* **GIVEN REQUEST**: Reproduce the following lines exactly, with no changes to any of them.

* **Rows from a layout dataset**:
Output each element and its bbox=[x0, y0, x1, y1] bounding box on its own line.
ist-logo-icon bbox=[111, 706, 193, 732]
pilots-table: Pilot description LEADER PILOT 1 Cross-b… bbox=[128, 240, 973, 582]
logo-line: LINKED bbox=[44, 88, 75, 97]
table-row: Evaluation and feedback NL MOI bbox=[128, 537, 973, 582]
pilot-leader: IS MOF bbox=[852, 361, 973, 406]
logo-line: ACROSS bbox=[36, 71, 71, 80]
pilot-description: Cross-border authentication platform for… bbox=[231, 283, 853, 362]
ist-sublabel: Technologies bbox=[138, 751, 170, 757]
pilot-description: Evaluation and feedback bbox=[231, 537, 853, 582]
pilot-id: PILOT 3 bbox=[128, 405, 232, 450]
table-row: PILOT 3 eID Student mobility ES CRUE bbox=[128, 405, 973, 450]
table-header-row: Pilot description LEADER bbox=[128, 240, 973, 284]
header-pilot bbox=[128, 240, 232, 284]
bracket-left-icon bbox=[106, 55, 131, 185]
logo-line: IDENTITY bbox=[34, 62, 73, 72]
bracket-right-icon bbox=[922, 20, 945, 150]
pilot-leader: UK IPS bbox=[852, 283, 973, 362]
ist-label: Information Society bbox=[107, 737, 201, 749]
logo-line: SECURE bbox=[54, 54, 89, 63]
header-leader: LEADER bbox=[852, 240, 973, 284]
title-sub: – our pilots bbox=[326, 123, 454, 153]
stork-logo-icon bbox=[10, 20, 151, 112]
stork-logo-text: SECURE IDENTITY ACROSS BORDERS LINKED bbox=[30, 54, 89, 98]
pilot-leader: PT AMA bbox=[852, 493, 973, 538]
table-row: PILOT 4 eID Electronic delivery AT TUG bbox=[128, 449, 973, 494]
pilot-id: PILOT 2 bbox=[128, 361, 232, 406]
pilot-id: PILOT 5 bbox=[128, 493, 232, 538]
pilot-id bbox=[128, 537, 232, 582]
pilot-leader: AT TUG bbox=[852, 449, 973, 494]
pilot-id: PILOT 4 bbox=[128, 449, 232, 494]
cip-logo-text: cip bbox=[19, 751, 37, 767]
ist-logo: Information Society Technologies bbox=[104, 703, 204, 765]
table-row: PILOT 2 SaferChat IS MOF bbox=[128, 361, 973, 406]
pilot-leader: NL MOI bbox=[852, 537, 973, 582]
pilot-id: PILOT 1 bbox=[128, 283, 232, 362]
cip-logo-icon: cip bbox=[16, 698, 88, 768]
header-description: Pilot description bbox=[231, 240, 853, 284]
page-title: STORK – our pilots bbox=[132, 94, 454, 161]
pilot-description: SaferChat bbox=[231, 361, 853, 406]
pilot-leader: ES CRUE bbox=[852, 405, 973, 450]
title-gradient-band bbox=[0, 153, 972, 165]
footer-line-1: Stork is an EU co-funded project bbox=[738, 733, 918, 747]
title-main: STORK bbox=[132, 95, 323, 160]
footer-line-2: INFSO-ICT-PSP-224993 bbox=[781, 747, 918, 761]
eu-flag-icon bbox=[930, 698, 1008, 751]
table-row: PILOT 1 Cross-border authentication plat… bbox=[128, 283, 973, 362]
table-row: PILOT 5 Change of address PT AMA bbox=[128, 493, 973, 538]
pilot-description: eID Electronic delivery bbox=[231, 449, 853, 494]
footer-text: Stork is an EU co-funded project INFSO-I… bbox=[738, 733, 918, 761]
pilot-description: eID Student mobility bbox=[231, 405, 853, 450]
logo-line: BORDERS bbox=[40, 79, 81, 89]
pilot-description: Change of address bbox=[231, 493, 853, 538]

* **FINAL ANSWER**:
Output each element and its bbox=[x0, y0, x1, y1] bounding box on its own line.
ist-logo-icon bbox=[111, 706, 193, 732]
pilots-table: Pilot description LEADER PILOT 1 Cross-b… bbox=[128, 240, 973, 582]
logo-line: LINKED bbox=[44, 88, 75, 97]
table-row: Evaluation and feedback NL MOI bbox=[128, 537, 973, 582]
pilot-leader: IS MOF bbox=[852, 361, 973, 406]
logo-line: ACROSS bbox=[36, 71, 71, 80]
pilot-description: Cross-border authentication platform for… bbox=[231, 283, 853, 362]
ist-sublabel: Technologies bbox=[138, 751, 170, 757]
pilot-description: Evaluation and feedback bbox=[231, 537, 853, 582]
pilot-id: PILOT 3 bbox=[128, 405, 232, 450]
table-row: PILOT 3 eID Student mobility ES CRUE bbox=[128, 405, 973, 450]
table-header-row: Pilot description LEADER bbox=[128, 240, 973, 284]
header-pilot bbox=[128, 240, 232, 284]
bracket-left-icon bbox=[106, 55, 131, 185]
logo-line: IDENTITY bbox=[34, 62, 73, 72]
bracket-right-icon bbox=[922, 20, 945, 150]
pilot-leader: UK IPS bbox=[852, 283, 973, 362]
ist-label: Information Society bbox=[107, 737, 201, 749]
logo-line: SECURE bbox=[54, 54, 89, 63]
header-leader: LEADER bbox=[852, 240, 973, 284]
title-sub: – our pilots bbox=[326, 123, 454, 153]
stork-logo-icon bbox=[10, 20, 151, 112]
stork-logo-text: SECURE IDENTITY ACROSS BORDERS LINKED bbox=[30, 54, 89, 98]
pilot-leader: PT AMA bbox=[852, 493, 973, 538]
table-row: PILOT 4 eID Electronic delivery AT TUG bbox=[128, 449, 973, 494]
pilot-id: PILOT 2 bbox=[128, 361, 232, 406]
pilot-id: PILOT 5 bbox=[128, 493, 232, 538]
pilot-id bbox=[128, 537, 232, 582]
pilot-leader: AT TUG bbox=[852, 449, 973, 494]
pilot-id: PILOT 4 bbox=[128, 449, 232, 494]
cip-logo-text: cip bbox=[19, 751, 37, 767]
ist-logo: Information Society Technologies bbox=[104, 703, 204, 765]
table-row: PILOT 2 SaferChat IS MOF bbox=[128, 361, 973, 406]
pilot-leader: NL MOI bbox=[852, 537, 973, 582]
pilot-id: PILOT 1 bbox=[128, 283, 232, 362]
cip-logo-icon: cip bbox=[16, 698, 88, 768]
header-description: Pilot description bbox=[231, 240, 853, 284]
page-title: STORK – our pilots bbox=[132, 94, 454, 161]
pilot-description: SaferChat bbox=[231, 361, 853, 406]
pilot-leader: ES CRUE bbox=[852, 405, 973, 450]
title-gradient-band bbox=[0, 153, 972, 165]
footer-line-1: Stork is an EU co-funded project bbox=[738, 733, 918, 747]
title-main: STORK bbox=[132, 95, 323, 160]
footer-line-2: INFSO-ICT-PSP-224993 bbox=[781, 747, 918, 761]
eu-flag-icon bbox=[930, 698, 1008, 751]
table-row: PILOT 1 Cross-border authentication plat… bbox=[128, 283, 973, 362]
table-row: PILOT 5 Change of address PT AMA bbox=[128, 493, 973, 538]
pilot-description: eID Electronic delivery bbox=[231, 449, 853, 494]
footer-text: Stork is an EU co-funded project INFSO-I… bbox=[738, 733, 918, 761]
pilot-description: eID Student mobility bbox=[231, 405, 853, 450]
logo-line: BORDERS bbox=[40, 79, 81, 89]
pilot-description: Change of address bbox=[231, 493, 853, 538]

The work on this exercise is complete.